# Objective:
Return each line holding the string "title".

## begin Records provided

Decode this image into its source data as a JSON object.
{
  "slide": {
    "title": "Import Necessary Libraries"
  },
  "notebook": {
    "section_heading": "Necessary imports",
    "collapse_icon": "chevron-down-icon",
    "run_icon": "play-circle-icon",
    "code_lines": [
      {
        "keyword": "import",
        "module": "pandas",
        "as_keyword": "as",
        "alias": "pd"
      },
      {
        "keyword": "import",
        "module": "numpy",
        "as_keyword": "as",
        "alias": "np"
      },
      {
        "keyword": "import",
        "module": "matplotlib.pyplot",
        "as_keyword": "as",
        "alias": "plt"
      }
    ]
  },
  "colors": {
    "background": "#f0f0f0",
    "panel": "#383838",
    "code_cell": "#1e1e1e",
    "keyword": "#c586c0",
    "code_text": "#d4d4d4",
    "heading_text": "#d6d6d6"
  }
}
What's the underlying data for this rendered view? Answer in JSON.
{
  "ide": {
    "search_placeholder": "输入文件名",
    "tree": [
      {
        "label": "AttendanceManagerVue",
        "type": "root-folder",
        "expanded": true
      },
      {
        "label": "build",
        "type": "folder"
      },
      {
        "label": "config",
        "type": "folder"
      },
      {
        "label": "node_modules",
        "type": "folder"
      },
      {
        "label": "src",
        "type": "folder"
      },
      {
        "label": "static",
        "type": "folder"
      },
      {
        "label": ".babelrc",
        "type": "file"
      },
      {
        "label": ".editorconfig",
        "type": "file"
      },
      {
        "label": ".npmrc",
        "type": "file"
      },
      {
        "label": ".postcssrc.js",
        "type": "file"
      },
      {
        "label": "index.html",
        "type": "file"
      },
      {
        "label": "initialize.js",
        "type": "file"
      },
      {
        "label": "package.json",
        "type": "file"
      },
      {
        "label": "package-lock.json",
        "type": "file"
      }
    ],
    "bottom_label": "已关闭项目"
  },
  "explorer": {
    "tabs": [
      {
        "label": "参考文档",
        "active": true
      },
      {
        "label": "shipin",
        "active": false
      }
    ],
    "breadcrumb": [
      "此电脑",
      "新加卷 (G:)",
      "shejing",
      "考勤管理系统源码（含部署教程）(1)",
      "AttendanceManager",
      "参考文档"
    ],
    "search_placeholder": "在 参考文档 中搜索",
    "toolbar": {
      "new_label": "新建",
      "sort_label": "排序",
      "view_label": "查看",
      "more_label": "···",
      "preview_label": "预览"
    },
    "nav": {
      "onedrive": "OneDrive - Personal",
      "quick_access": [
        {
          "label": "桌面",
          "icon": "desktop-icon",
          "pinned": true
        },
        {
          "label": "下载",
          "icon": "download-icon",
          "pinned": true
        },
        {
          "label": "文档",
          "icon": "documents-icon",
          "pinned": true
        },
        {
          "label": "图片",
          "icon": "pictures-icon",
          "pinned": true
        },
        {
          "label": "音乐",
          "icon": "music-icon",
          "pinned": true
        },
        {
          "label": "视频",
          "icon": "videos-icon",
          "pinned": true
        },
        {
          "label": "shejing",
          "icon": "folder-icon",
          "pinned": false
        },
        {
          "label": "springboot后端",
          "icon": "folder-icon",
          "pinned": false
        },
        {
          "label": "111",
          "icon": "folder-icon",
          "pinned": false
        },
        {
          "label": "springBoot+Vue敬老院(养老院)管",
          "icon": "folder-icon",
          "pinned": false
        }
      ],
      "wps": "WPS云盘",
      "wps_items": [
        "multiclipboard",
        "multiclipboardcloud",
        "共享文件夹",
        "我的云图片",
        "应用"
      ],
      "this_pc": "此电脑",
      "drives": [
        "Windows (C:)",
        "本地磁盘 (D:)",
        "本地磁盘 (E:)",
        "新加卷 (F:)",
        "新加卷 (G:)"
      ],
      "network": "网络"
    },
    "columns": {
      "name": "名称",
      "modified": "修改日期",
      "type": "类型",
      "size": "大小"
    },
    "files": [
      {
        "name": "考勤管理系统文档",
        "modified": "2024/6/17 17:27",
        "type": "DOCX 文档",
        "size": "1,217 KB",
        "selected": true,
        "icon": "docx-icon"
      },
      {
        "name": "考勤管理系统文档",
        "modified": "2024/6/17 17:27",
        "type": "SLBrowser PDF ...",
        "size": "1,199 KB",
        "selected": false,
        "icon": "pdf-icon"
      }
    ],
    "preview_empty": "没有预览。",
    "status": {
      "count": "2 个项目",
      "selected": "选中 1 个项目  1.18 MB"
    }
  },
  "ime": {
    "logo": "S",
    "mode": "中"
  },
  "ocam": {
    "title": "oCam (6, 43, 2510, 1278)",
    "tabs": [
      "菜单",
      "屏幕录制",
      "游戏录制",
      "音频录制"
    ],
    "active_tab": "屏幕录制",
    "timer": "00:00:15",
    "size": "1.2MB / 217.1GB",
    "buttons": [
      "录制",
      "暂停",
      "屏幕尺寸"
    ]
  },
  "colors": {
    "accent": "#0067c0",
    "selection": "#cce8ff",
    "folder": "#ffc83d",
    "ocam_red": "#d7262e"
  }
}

## end Records provided

# Completed task:
    "title": "Import Necessary Libraries"
    "title": "oCam (6, 43, 2510, 1278)",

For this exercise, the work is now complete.